TASK STATEMENT – All of the entries must be reproduced exactly, with no images carried over.

ENTRIES –
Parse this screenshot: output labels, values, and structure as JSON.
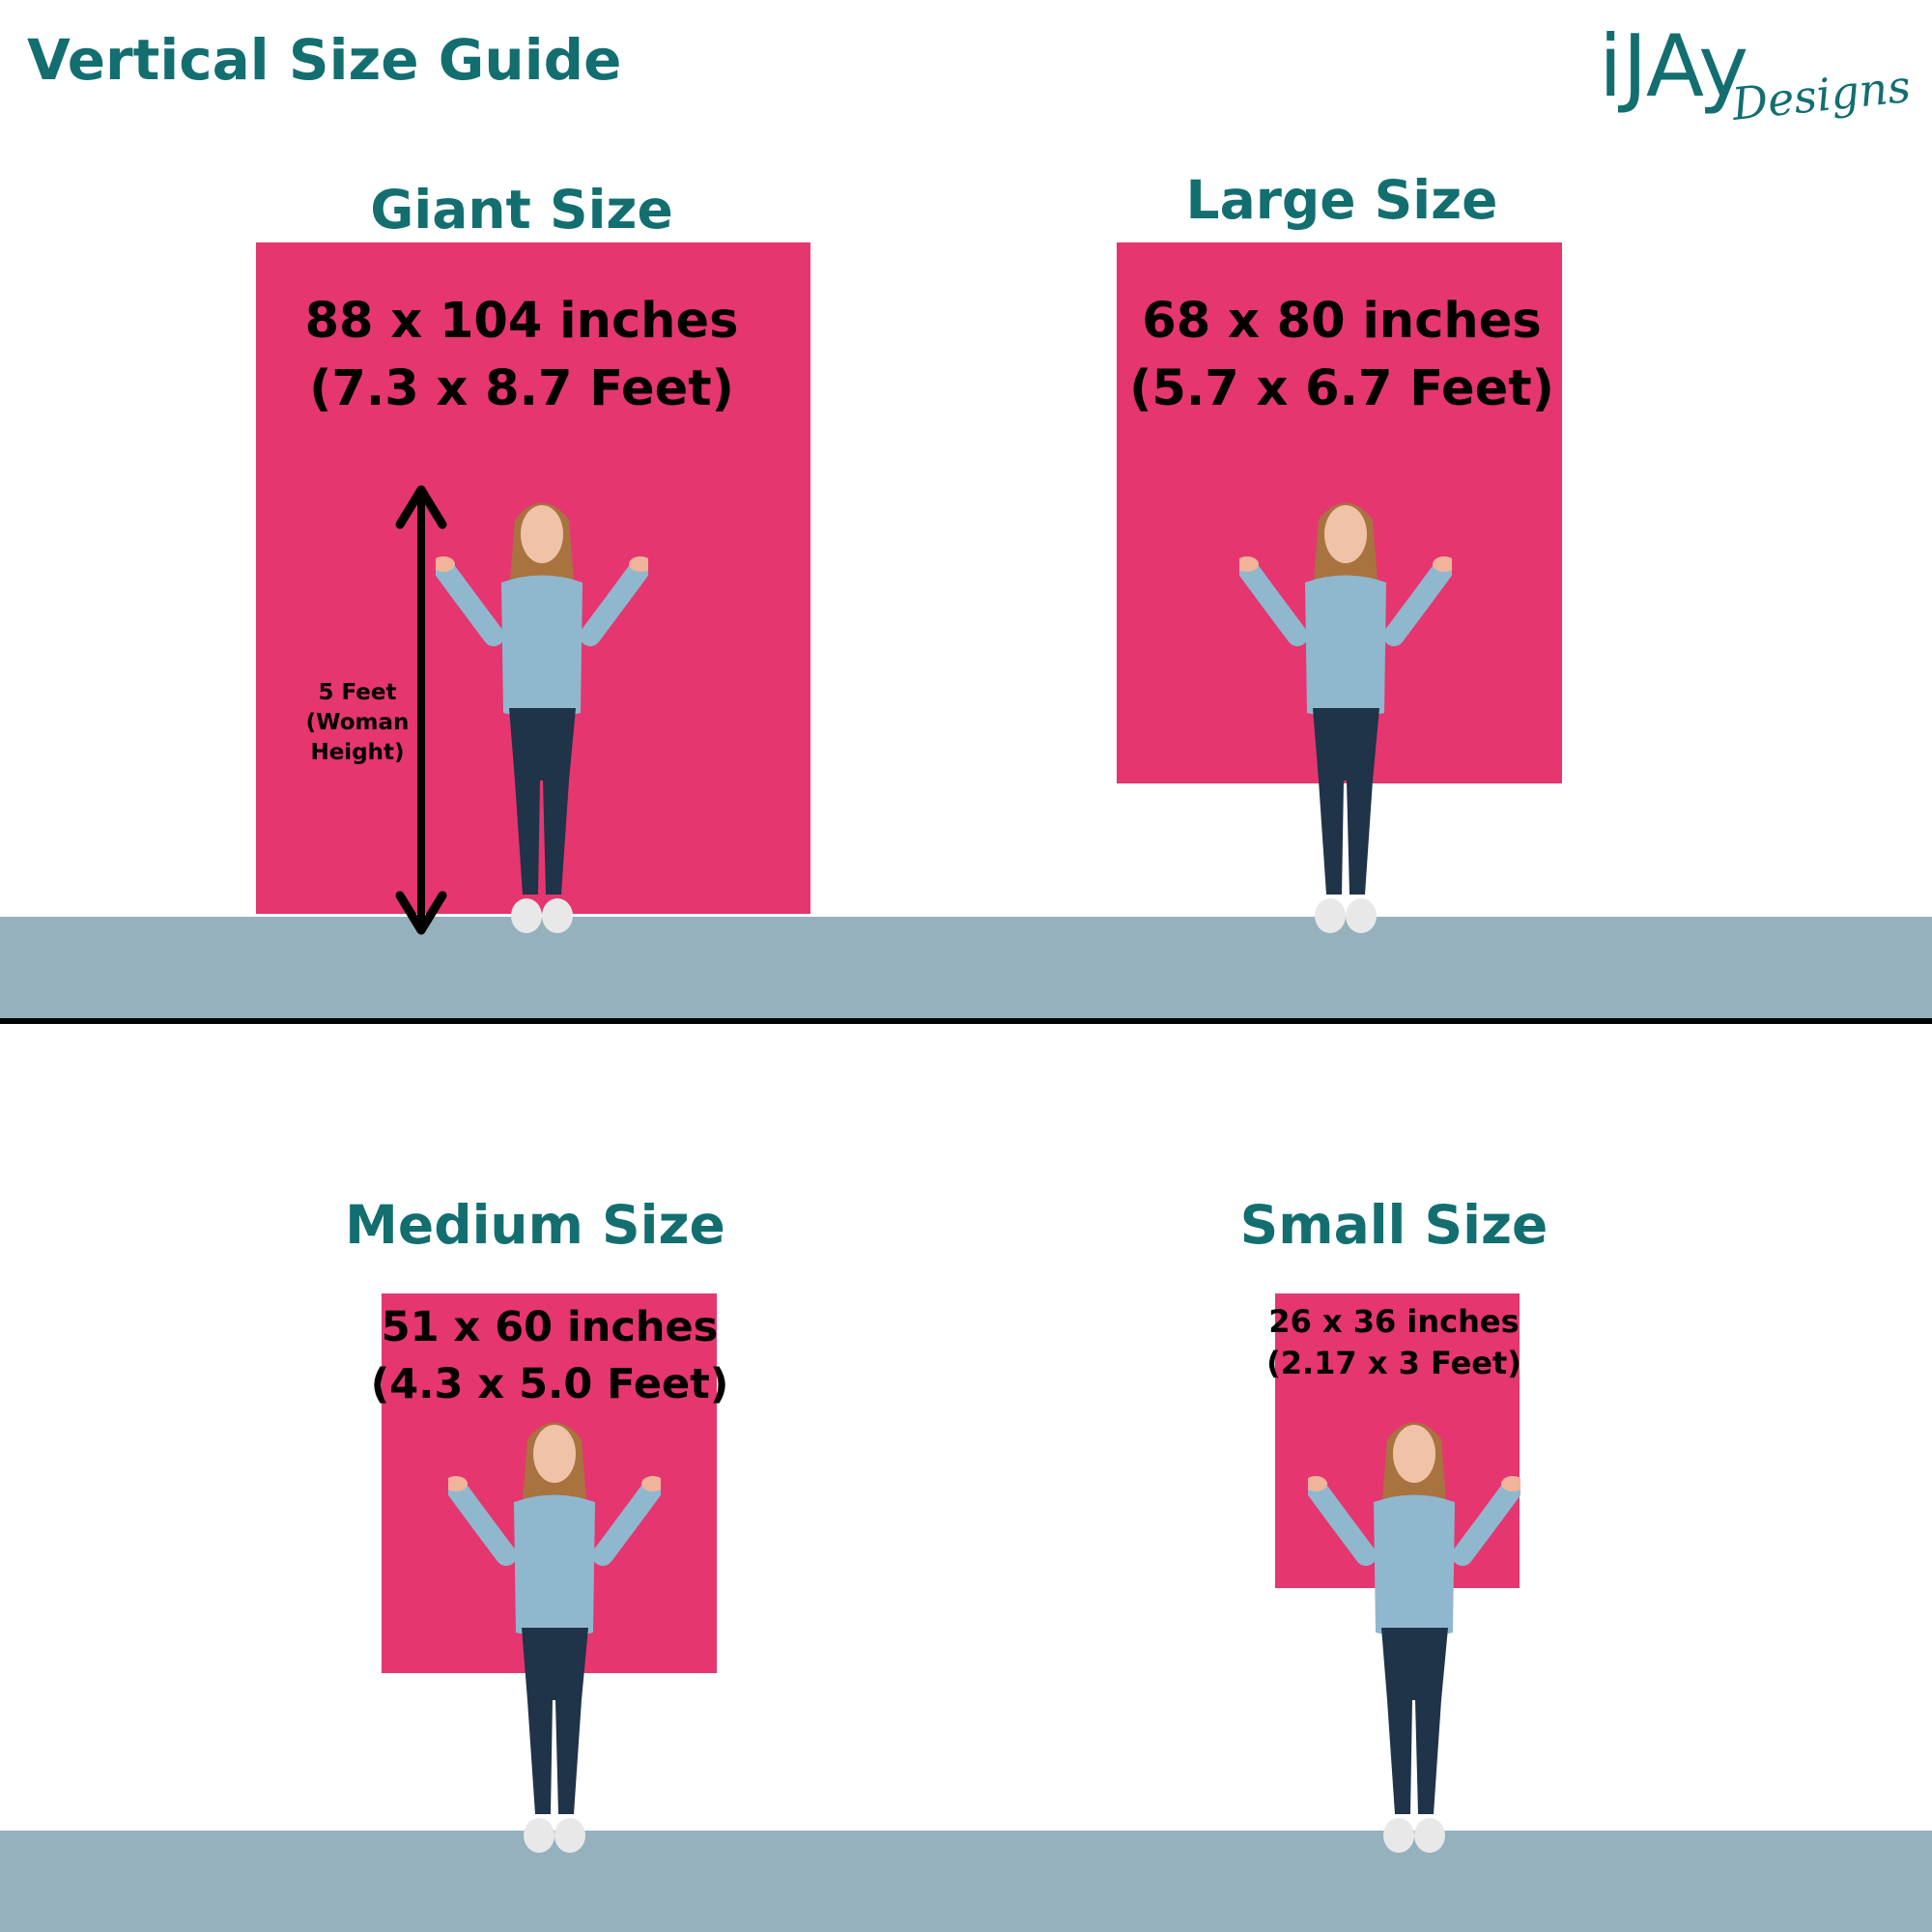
{
  "title": "Vertical Size Guide",
  "logo": {
    "main": "iJAy",
    "script": "Designs"
  },
  "colors": {
    "accent": "#136E70",
    "backdrop": "#E5366F",
    "floor": "#95B1BD"
  },
  "sizes": [
    {
      "name": "Giant Size",
      "inches": "88 x 104 inches",
      "feet": "(7.3 x 8.7 Feet)"
    },
    {
      "name": "Large Size",
      "inches": "68 x 80 inches",
      "feet": "(5.7 x 6.7 Feet)"
    },
    {
      "name": "Medium Size",
      "inches": "51 x 60 inches",
      "feet": "(4.3 x 5.0 Feet)"
    },
    {
      "name": "Small Size",
      "inches": "26 x 36 inches",
      "feet": "(2.17 x 3 Feet)"
    }
  ],
  "height_note": [
    "5 Feet",
    "(Woman",
    "Height)"
  ]
}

FINAL RESULT –
Parse this screenshot: output labels, values, and structure as JSON.
{
  "title": "Vertical Size Guide",
  "logo": {
    "main": "iJAy",
    "script": "Designs"
  },
  "colors": {
    "accent": "#136E70",
    "backdrop": "#E5366F",
    "floor": "#95B1BD"
  },
  "sizes": [
    {
      "name": "Giant Size",
      "inches": "88 x 104 inches",
      "feet": "(7.3 x 8.7 Feet)"
    },
    {
      "name": "Large Size",
      "inches": "68 x 80 inches",
      "feet": "(5.7 x 6.7 Feet)"
    },
    {
      "name": "Medium Size",
      "inches": "51 x 60 inches",
      "feet": "(4.3 x 5.0 Feet)"
    },
    {
      "name": "Small Size",
      "inches": "26 x 36 inches",
      "feet": "(2.17 x 3 Feet)"
    }
  ],
  "height_note": [
    "5 Feet",
    "(Woman",
    "Height)"
  ]
}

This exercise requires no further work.